=== Instruction ===
Retype all material exactly. Pictures stay out of the copy.

=== Data in this exercise ===
* * * * * * * * *

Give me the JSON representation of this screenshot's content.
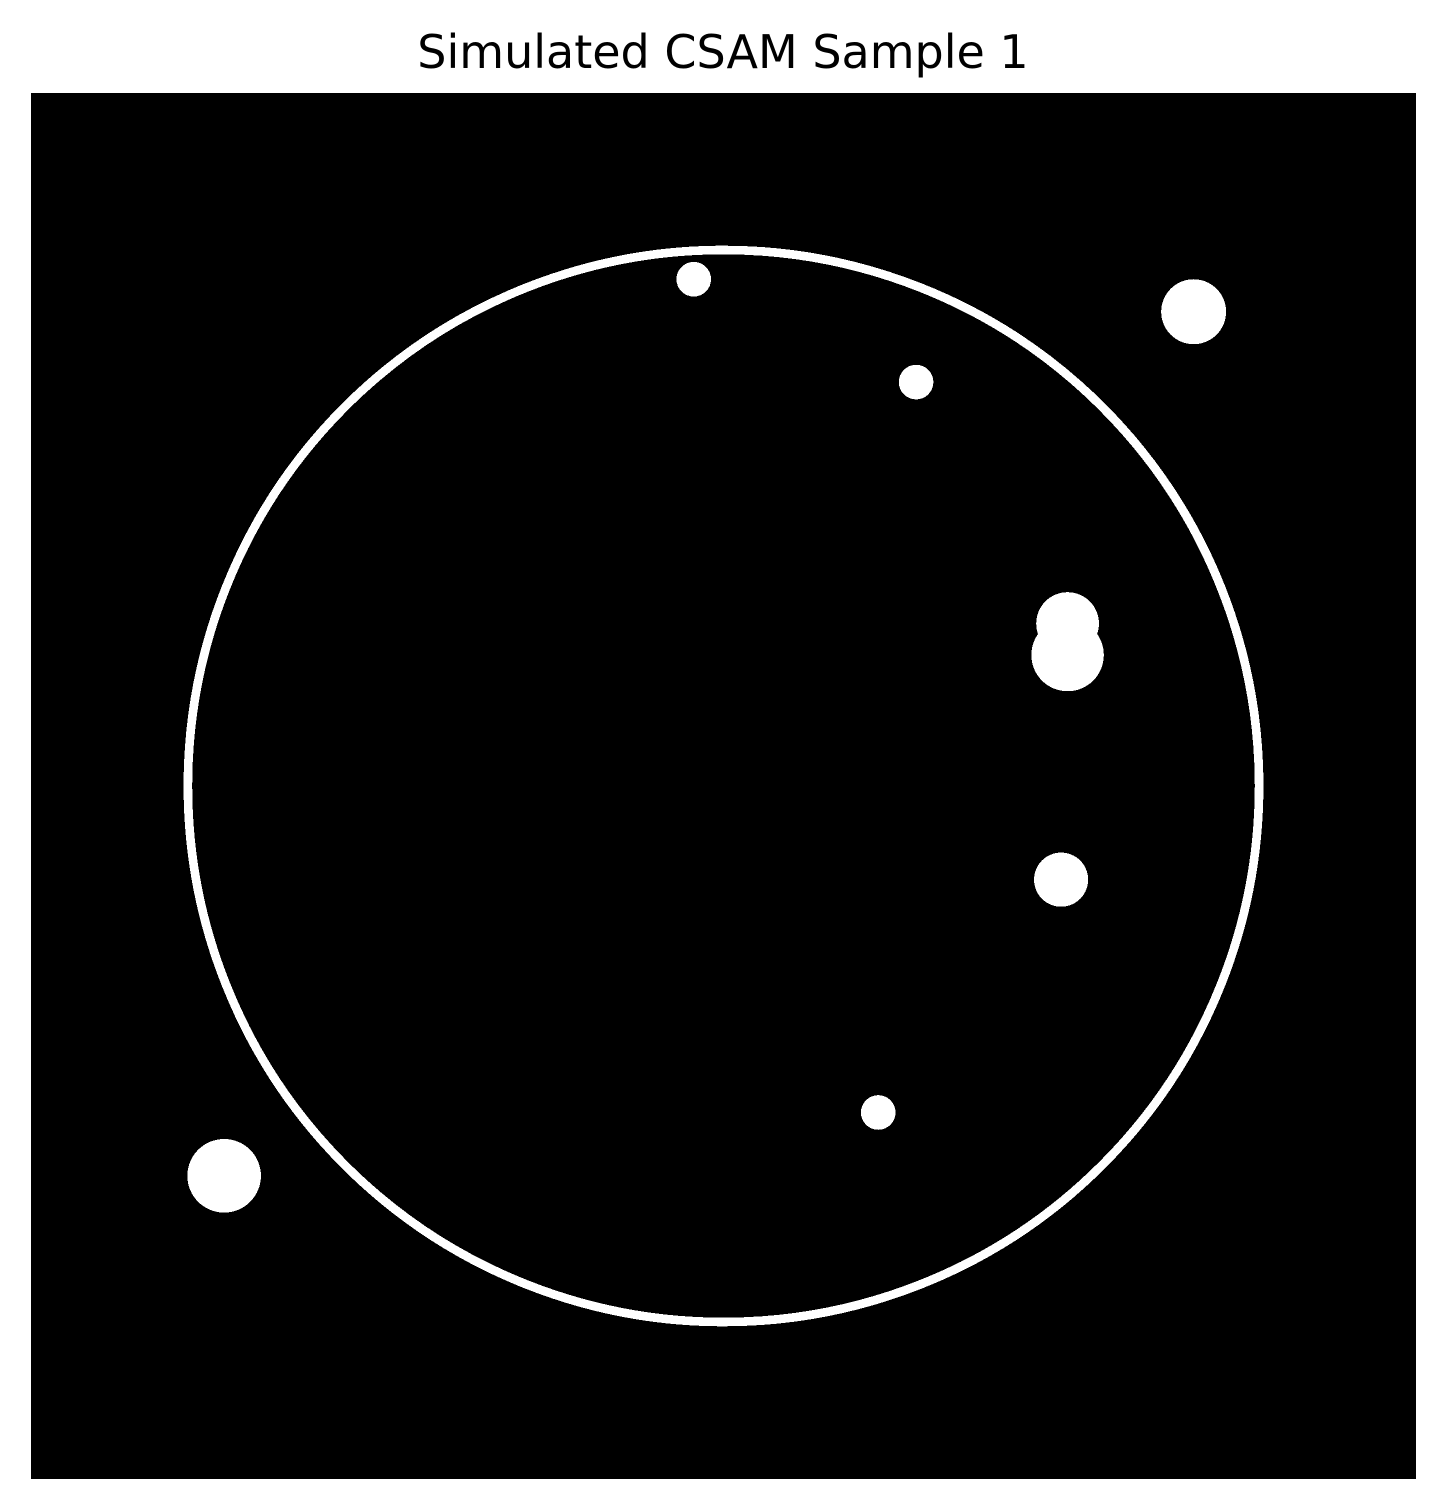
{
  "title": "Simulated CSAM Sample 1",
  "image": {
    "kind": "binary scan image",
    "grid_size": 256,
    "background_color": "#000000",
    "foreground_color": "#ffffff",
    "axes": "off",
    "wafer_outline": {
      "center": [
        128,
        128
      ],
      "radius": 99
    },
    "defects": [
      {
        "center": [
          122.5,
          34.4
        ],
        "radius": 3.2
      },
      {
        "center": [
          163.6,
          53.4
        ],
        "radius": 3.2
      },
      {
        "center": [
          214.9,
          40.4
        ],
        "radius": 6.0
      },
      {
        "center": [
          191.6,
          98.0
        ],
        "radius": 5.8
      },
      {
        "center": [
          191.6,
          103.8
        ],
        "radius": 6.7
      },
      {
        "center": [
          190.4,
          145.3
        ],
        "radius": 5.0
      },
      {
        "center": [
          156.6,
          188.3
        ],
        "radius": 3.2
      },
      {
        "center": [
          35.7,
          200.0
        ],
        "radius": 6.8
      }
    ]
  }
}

* * * * * * * * *

=== Written solution ===
Give me the JSON representation of this screenshot's content.
{
  "title": "Simulated CSAM Sample 1",
  "image": {
    "kind": "binary scan image",
    "grid_size": 256,
    "background_color": "#000000",
    "foreground_color": "#ffffff",
    "axes": "off",
    "wafer_outline": {
      "center": [
        128,
        128
      ],
      "radius": 99
    },
    "defects": [
      {
        "center": [
          122.5,
          34.4
        ],
        "radius": 3.2
      },
      {
        "center": [
          163.6,
          53.4
        ],
        "radius": 3.2
      },
      {
        "center": [
          214.9,
          40.4
        ],
        "radius": 6.0
      },
      {
        "center": [
          191.6,
          98.0
        ],
        "radius": 5.8
      },
      {
        "center": [
          191.6,
          103.8
        ],
        "radius": 6.7
      },
      {
        "center": [
          190.4,
          145.3
        ],
        "radius": 5.0
      },
      {
        "center": [
          156.6,
          188.3
        ],
        "radius": 3.2
      },
      {
        "center": [
          35.7,
          200.0
        ],
        "radius": 6.8
      }
    ]
  }
}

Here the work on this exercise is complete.